Set down the material below word for word, excluding the pictures.
--------
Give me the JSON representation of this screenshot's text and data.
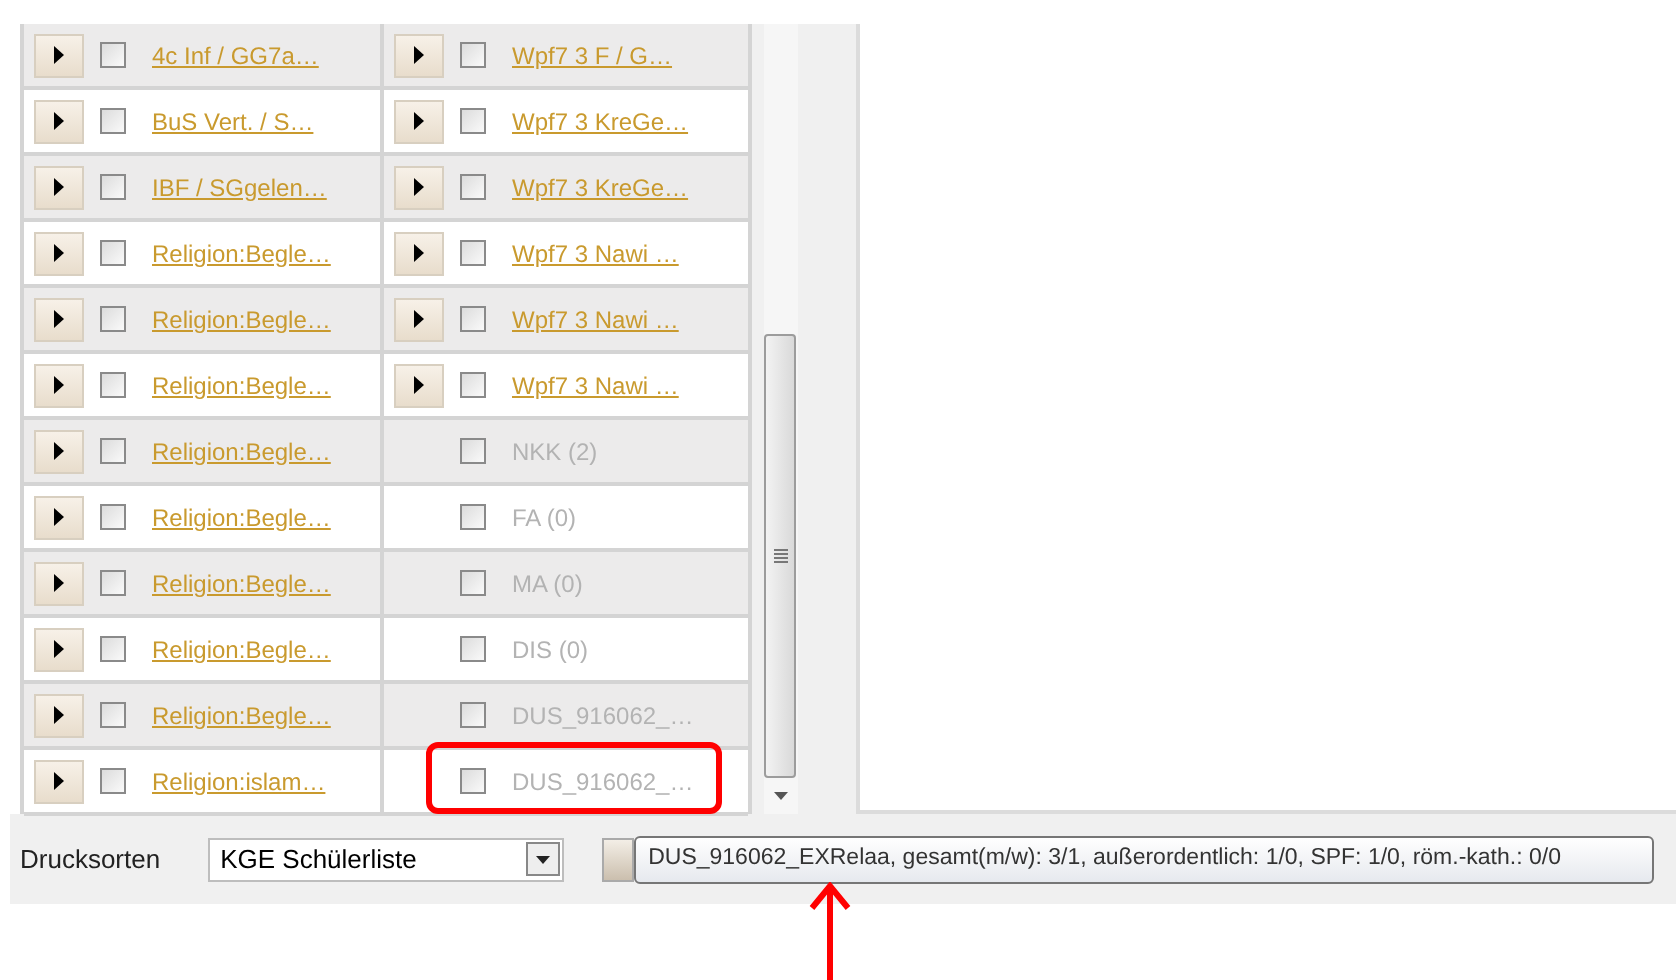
{
  "rows": [
    {
      "left": {
        "label": "4c Inf / GG7a…",
        "expandable": true,
        "checked": false,
        "disabled": false
      },
      "right": {
        "label": "Wpf7 3 F / G…",
        "expandable": true,
        "checked": false,
        "disabled": false,
        "marked": false
      }
    },
    {
      "left": {
        "label": "BuS Vert. / S…",
        "expandable": true,
        "checked": false,
        "disabled": false
      },
      "right": {
        "label": "Wpf7 3 KreGe…",
        "expandable": true,
        "checked": false,
        "disabled": false,
        "marked": false
      }
    },
    {
      "left": {
        "label": "IBF / SGgelen…",
        "expandable": true,
        "checked": false,
        "disabled": false
      },
      "right": {
        "label": "Wpf7 3 KreGe…",
        "expandable": true,
        "checked": false,
        "disabled": false,
        "marked": false
      }
    },
    {
      "left": {
        "label": "Religion:Begle…",
        "expandable": true,
        "checked": false,
        "disabled": false
      },
      "right": {
        "label": "Wpf7 3 Nawi …",
        "expandable": true,
        "checked": false,
        "disabled": false,
        "marked": false
      }
    },
    {
      "left": {
        "label": "Religion:Begle…",
        "expandable": true,
        "checked": false,
        "disabled": false
      },
      "right": {
        "label": "Wpf7 3 Nawi …",
        "expandable": true,
        "checked": false,
        "disabled": false,
        "marked": false
      }
    },
    {
      "left": {
        "label": "Religion:Begle…",
        "expandable": true,
        "checked": false,
        "disabled": false
      },
      "right": {
        "label": "Wpf7 3 Nawi …",
        "expandable": true,
        "checked": false,
        "disabled": false,
        "marked": false
      }
    },
    {
      "left": {
        "label": "Religion:Begle…",
        "expandable": true,
        "checked": false,
        "disabled": false
      },
      "right": {
        "label": "NKK (2)",
        "expandable": false,
        "checked": false,
        "disabled": true,
        "marked": false
      }
    },
    {
      "left": {
        "label": "Religion:Begle…",
        "expandable": true,
        "checked": false,
        "disabled": false
      },
      "right": {
        "label": "FA (0)",
        "expandable": false,
        "checked": false,
        "disabled": true,
        "marked": false
      }
    },
    {
      "left": {
        "label": "Religion:Begle…",
        "expandable": true,
        "checked": false,
        "disabled": false
      },
      "right": {
        "label": "MA (0)",
        "expandable": false,
        "checked": false,
        "disabled": true,
        "marked": false
      }
    },
    {
      "left": {
        "label": "Religion:Begle…",
        "expandable": true,
        "checked": false,
        "disabled": false
      },
      "right": {
        "label": "DIS (0)",
        "expandable": false,
        "checked": false,
        "disabled": true,
        "marked": false
      }
    },
    {
      "left": {
        "label": "Religion:Begle…",
        "expandable": true,
        "checked": false,
        "disabled": false
      },
      "right": {
        "label": "DUS_916062_…",
        "expandable": false,
        "checked": false,
        "disabled": true,
        "marked": false
      }
    },
    {
      "left": {
        "label": "Religion:islam…",
        "expandable": true,
        "checked": false,
        "disabled": false
      },
      "right": {
        "label": "DUS_916062_…",
        "expandable": false,
        "checked": false,
        "disabled": true,
        "marked": true
      }
    }
  ],
  "print_types": {
    "label": "Drucksorten",
    "value": "KGE Schülerliste"
  },
  "tooltip": "DUS_916062_EXRelaa, gesamt(m/w): 3/1, außerordentlich: 1/0, SPF: 1/0, röm.-kath.: 0/0"
}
--------
_Exercise output_
Give me the JSON representation of this screenshot's text and data.
{
  "rows": [
    {
      "left": {
        "label": "4c Inf / GG7a…",
        "expandable": true,
        "checked": false,
        "disabled": false
      },
      "right": {
        "label": "Wpf7 3 F / G…",
        "expandable": true,
        "checked": false,
        "disabled": false,
        "marked": false
      }
    },
    {
      "left": {
        "label": "BuS Vert. / S…",
        "expandable": true,
        "checked": false,
        "disabled": false
      },
      "right": {
        "label": "Wpf7 3 KreGe…",
        "expandable": true,
        "checked": false,
        "disabled": false,
        "marked": false
      }
    },
    {
      "left": {
        "label": "IBF / SGgelen…",
        "expandable": true,
        "checked": false,
        "disabled": false
      },
      "right": {
        "label": "Wpf7 3 KreGe…",
        "expandable": true,
        "checked": false,
        "disabled": false,
        "marked": false
      }
    },
    {
      "left": {
        "label": "Religion:Begle…",
        "expandable": true,
        "checked": false,
        "disabled": false
      },
      "right": {
        "label": "Wpf7 3 Nawi …",
        "expandable": true,
        "checked": false,
        "disabled": false,
        "marked": false
      }
    },
    {
      "left": {
        "label": "Religion:Begle…",
        "expandable": true,
        "checked": false,
        "disabled": false
      },
      "right": {
        "label": "Wpf7 3 Nawi …",
        "expandable": true,
        "checked": false,
        "disabled": false,
        "marked": false
      }
    },
    {
      "left": {
        "label": "Religion:Begle…",
        "expandable": true,
        "checked": false,
        "disabled": false
      },
      "right": {
        "label": "Wpf7 3 Nawi …",
        "expandable": true,
        "checked": false,
        "disabled": false,
        "marked": false
      }
    },
    {
      "left": {
        "label": "Religion:Begle…",
        "expandable": true,
        "checked": false,
        "disabled": false
      },
      "right": {
        "label": "NKK (2)",
        "expandable": false,
        "checked": false,
        "disabled": true,
        "marked": false
      }
    },
    {
      "left": {
        "label": "Religion:Begle…",
        "expandable": true,
        "checked": false,
        "disabled": false
      },
      "right": {
        "label": "FA (0)",
        "expandable": false,
        "checked": false,
        "disabled": true,
        "marked": false
      }
    },
    {
      "left": {
        "label": "Religion:Begle…",
        "expandable": true,
        "checked": false,
        "disabled": false
      },
      "right": {
        "label": "MA (0)",
        "expandable": false,
        "checked": false,
        "disabled": true,
        "marked": false
      }
    },
    {
      "left": {
        "label": "Religion:Begle…",
        "expandable": true,
        "checked": false,
        "disabled": false
      },
      "right": {
        "label": "DIS (0)",
        "expandable": false,
        "checked": false,
        "disabled": true,
        "marked": false
      }
    },
    {
      "left": {
        "label": "Religion:Begle…",
        "expandable": true,
        "checked": false,
        "disabled": false
      },
      "right": {
        "label": "DUS_916062_…",
        "expandable": false,
        "checked": false,
        "disabled": true,
        "marked": false
      }
    },
    {
      "left": {
        "label": "Religion:islam…",
        "expandable": true,
        "checked": false,
        "disabled": false
      },
      "right": {
        "label": "DUS_916062_…",
        "expandable": false,
        "checked": false,
        "disabled": true,
        "marked": true
      }
    }
  ],
  "print_types": {
    "label": "Drucksorten",
    "value": "KGE Schülerliste"
  },
  "tooltip": "DUS_916062_EXRelaa, gesamt(m/w): 3/1, außerordentlich: 1/0, SPF: 1/0, röm.-kath.: 0/0"
}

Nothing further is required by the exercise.